* [Required task] Scan the material and copy every line in which "image" appears.

##### Exercise inputs

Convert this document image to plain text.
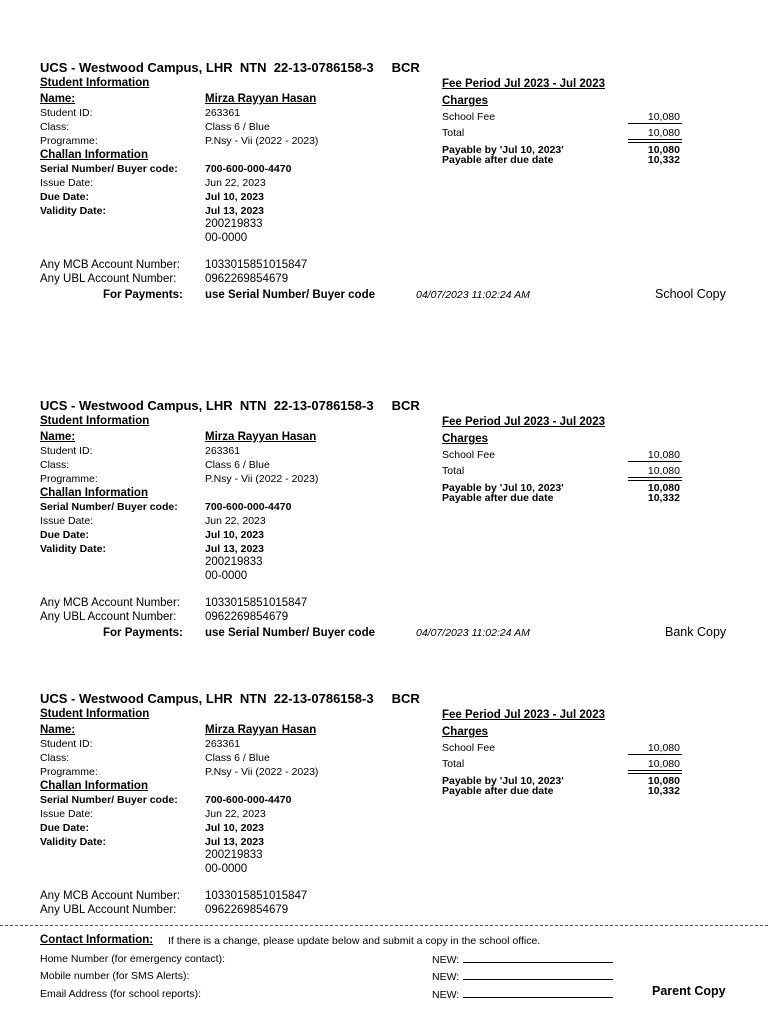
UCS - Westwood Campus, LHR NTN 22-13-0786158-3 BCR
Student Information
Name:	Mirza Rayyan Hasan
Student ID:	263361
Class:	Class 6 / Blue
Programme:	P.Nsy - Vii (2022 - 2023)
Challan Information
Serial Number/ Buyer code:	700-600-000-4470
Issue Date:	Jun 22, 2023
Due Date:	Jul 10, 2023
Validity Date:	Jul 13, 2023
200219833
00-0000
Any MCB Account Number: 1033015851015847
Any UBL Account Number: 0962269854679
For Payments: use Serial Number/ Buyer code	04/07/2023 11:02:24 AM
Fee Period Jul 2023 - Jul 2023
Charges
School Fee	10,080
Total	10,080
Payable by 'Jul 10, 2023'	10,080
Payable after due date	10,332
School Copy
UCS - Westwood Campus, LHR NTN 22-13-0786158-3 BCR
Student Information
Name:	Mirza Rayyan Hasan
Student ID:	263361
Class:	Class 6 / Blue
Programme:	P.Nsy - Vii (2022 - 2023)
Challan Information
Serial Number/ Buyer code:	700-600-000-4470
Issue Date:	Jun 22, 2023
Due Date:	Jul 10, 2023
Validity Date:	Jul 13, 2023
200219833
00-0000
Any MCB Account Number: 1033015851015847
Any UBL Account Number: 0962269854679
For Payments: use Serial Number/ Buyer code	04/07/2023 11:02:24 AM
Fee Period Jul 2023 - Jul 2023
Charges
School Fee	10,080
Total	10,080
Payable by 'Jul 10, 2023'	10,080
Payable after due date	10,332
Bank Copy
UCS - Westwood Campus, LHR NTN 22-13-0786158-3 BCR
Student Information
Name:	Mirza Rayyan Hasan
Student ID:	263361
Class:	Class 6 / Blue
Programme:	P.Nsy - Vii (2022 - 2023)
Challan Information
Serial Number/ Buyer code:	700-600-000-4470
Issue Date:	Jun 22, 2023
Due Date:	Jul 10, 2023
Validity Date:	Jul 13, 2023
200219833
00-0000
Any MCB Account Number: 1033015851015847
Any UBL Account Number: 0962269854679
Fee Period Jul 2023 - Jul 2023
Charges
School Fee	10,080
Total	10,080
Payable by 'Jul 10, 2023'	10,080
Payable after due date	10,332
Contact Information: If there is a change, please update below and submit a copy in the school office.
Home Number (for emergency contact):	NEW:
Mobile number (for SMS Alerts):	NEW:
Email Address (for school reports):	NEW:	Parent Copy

##########
##### Exercise inputs

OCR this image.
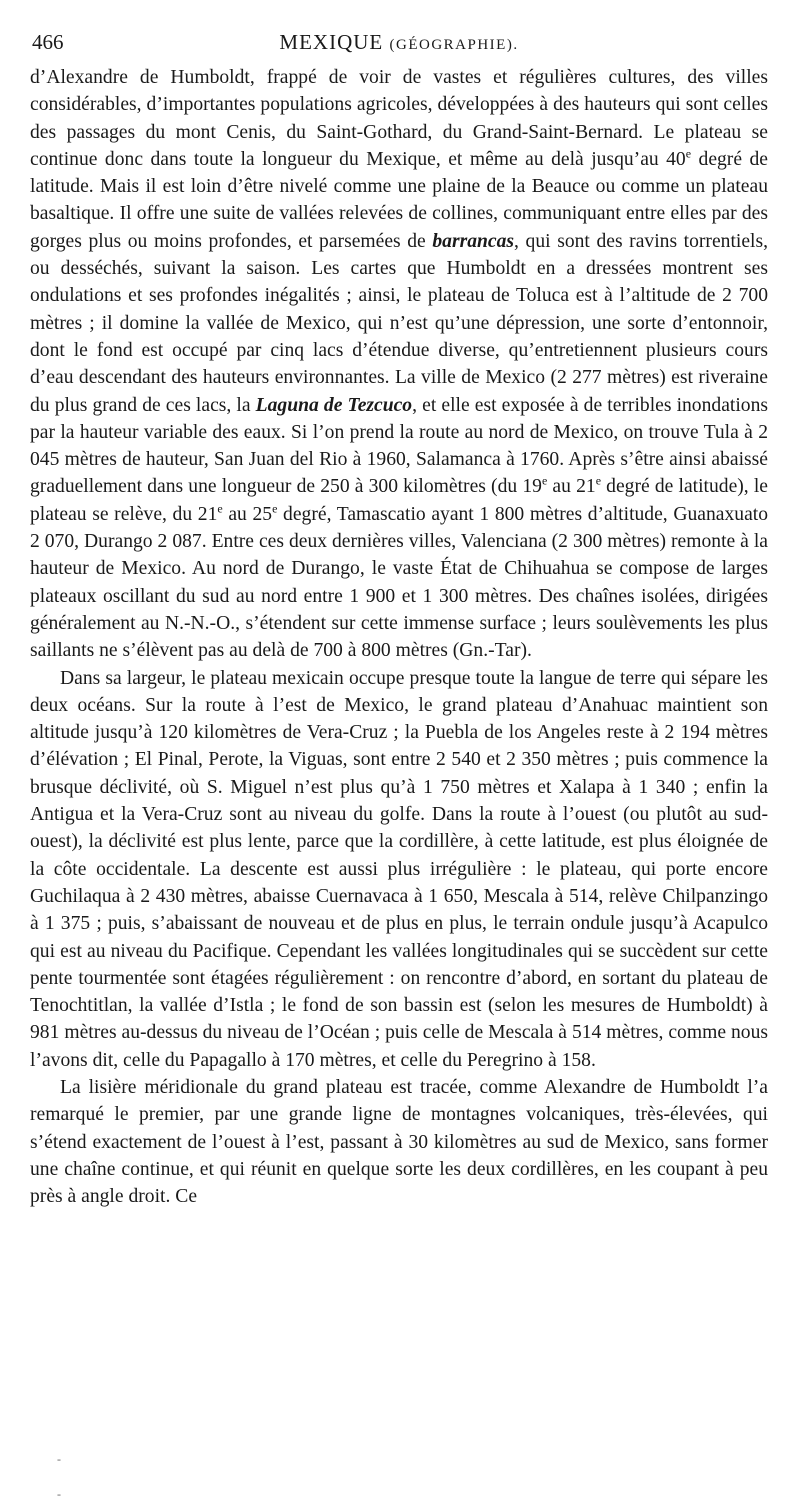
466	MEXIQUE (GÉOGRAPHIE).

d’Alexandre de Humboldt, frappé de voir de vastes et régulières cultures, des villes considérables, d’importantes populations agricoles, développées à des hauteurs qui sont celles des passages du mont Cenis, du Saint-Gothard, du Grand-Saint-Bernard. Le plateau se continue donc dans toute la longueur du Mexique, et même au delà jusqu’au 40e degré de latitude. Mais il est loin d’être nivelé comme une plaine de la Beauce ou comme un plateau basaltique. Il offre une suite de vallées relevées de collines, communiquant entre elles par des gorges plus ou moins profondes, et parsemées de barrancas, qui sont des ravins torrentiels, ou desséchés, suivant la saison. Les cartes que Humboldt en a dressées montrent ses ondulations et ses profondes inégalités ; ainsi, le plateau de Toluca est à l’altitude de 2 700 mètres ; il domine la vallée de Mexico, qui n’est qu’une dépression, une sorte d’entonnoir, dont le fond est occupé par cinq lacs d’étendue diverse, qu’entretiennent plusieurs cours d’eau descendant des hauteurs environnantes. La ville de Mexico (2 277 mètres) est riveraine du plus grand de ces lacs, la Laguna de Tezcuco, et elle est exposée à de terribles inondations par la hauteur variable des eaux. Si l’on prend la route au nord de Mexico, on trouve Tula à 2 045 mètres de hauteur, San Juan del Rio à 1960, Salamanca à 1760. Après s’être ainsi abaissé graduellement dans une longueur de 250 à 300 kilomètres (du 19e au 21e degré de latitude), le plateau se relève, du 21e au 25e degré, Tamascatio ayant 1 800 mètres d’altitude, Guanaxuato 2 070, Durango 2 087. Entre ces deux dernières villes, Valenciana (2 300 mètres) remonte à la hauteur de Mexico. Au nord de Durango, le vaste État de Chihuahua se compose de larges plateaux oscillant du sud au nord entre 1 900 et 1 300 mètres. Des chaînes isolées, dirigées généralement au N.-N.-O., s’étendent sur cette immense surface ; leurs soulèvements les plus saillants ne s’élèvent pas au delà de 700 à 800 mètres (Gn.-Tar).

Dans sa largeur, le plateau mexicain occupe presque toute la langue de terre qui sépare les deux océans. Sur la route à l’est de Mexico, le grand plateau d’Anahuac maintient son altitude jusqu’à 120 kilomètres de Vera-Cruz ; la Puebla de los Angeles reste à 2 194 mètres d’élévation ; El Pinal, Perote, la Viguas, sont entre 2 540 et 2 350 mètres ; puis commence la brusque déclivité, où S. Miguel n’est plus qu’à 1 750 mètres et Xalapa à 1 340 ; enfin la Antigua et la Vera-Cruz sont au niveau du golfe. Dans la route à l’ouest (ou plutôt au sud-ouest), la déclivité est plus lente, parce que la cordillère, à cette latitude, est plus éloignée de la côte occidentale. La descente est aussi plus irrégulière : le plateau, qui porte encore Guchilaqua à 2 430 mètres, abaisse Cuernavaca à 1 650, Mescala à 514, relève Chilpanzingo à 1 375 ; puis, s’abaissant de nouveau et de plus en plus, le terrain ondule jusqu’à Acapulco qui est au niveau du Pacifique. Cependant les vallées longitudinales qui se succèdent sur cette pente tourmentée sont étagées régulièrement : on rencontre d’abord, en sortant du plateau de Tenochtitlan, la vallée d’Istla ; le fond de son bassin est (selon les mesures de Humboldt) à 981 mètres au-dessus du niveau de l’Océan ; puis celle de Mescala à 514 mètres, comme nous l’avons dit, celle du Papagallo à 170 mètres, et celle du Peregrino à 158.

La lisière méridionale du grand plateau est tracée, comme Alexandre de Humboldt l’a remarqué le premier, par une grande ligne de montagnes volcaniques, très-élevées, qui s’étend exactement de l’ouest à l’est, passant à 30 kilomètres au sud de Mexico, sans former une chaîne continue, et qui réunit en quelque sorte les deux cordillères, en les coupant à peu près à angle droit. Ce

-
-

##########

* [Answer below]
Convert this document image to plain text.
OCR this image.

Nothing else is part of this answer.